>> begin
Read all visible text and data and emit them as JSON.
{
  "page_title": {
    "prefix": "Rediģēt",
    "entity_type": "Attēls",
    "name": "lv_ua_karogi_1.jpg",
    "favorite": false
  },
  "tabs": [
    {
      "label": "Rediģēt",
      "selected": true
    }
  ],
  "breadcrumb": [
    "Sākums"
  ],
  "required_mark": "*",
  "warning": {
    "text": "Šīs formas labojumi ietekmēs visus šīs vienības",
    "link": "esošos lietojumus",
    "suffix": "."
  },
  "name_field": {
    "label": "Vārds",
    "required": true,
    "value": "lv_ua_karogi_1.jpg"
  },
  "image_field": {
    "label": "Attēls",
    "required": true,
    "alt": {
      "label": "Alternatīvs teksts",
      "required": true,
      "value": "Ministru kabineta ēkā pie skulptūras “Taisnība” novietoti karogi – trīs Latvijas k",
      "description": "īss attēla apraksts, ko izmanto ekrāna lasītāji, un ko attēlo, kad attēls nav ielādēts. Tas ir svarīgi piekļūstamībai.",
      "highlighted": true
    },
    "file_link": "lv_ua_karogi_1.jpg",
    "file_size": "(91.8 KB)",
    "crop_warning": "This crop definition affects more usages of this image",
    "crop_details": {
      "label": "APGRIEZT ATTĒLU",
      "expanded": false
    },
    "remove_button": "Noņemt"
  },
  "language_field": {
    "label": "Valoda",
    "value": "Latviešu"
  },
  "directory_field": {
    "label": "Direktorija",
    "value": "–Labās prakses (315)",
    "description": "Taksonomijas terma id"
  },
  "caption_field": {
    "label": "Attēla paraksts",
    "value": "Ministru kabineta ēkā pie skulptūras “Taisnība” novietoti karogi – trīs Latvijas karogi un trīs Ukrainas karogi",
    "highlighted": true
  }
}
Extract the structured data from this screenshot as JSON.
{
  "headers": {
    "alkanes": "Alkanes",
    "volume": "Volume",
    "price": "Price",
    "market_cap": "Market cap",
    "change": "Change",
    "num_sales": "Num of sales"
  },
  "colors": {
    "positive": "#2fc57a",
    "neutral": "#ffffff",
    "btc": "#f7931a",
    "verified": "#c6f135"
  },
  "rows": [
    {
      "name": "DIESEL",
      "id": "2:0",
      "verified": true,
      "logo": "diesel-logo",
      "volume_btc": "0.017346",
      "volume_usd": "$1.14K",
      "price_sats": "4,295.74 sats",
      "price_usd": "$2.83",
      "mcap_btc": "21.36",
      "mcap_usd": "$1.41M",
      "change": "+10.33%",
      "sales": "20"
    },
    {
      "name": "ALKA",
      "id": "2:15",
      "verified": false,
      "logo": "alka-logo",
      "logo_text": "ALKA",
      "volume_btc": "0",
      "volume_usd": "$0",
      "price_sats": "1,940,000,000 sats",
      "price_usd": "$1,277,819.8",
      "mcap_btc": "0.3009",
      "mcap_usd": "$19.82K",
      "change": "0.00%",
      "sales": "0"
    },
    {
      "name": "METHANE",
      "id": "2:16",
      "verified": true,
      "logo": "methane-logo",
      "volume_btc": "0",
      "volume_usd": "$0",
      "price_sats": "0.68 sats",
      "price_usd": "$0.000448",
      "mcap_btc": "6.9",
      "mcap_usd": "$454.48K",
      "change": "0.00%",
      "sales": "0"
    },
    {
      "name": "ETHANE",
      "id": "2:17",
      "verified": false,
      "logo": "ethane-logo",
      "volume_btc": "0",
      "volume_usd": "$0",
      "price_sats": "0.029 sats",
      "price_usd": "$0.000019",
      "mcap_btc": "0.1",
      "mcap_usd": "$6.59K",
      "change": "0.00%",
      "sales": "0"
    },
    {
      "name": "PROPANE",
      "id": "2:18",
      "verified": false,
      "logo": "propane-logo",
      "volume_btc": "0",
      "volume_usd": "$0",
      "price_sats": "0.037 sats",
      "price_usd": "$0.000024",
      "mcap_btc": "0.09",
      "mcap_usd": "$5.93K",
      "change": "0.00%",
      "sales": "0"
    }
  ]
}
>> end
GOAL:
In the entries above, find each line with the word "skulptūras" and copy it.

ANSWER:
      "value": "Ministru kabineta ēkā pie skulptūras “Taisnība” novietoti karogi – trīs Latvijas k",
    "value": "Ministru kabineta ēkā pie skulptūras “Taisnība” novietoti karogi – trīs Latvijas karogi un trīs Ukrainas karogi",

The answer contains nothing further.